[Start of Attachment]
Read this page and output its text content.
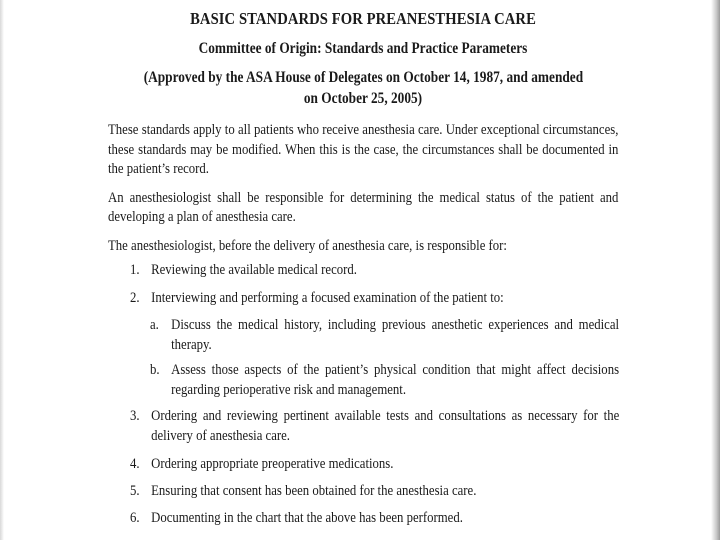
BASIC STANDARDS FOR PREANESTHESIA CARE
Committee of Origin: Standards and Practice Parameters
(Approved by the ASA House of Delegates on October 14, 1987, and amended
on October 25, 2005)
These standards apply to all patients who receive anesthesia care. Under exceptional circumstances, these standards may be modified. When this is the case, the circumstances shall be documented in the patient’s record.
An anesthesiologist shall be responsible for determining the medical status of the patient and developing a plan of anesthesia care.
The anesthesiologist, before the delivery of anesthesia care, is responsible for:
1. Reviewing the available medical record.
2. Interviewing and performing a focused examination of the patient to:
a. Discuss the medical history, including previous anesthetic experiences and medical therapy.
b. Assess those aspects of the patient’s physical condition that might affect decisions regarding perioperative risk and management.
3. Ordering and reviewing pertinent available tests and consultations as necessary for the delivery of anesthesia care.
4. Ordering appropriate preoperative medications.
5. Ensuring that consent has been obtained for the anesthesia care.
6. Documenting in the chart that the above has been performed.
[End of Attachment]
* _Work item_: Excluding the pictures, output every entry above without alteration.

* _Exercise solution_:
Read this page and output its text content.
BASIC STANDARDS FOR PREANESTHESIA CARE
Committee of Origin: Standards and Practice Parameters
(Approved by the ASA House of Delegates on October 14, 1987, and amended
on October 25, 2005)
These standards apply to all patients who receive anesthesia care. Under exceptional circumstances, these standards may be modified. When this is the case, the circumstances shall be documented in the patient’s record.
An anesthesiologist shall be responsible for determining the medical status of the patient and developing a plan of anesthesia care.
The anesthesiologist, before the delivery of anesthesia care, is responsible for:
1. Reviewing the available medical record.
2. Interviewing and performing a focused examination of the patient to:
a. Discuss the medical history, including previous anesthetic experiences and medical therapy.
b. Assess those aspects of the patient’s physical condition that might affect decisions regarding perioperative risk and management.
3. Ordering and reviewing pertinent available tests and consultations as necessary for the delivery of anesthesia care.
4. Ordering appropriate preoperative medications.
5. Ensuring that consent has been obtained for the anesthesia care.
6. Documenting in the chart that the above has been performed.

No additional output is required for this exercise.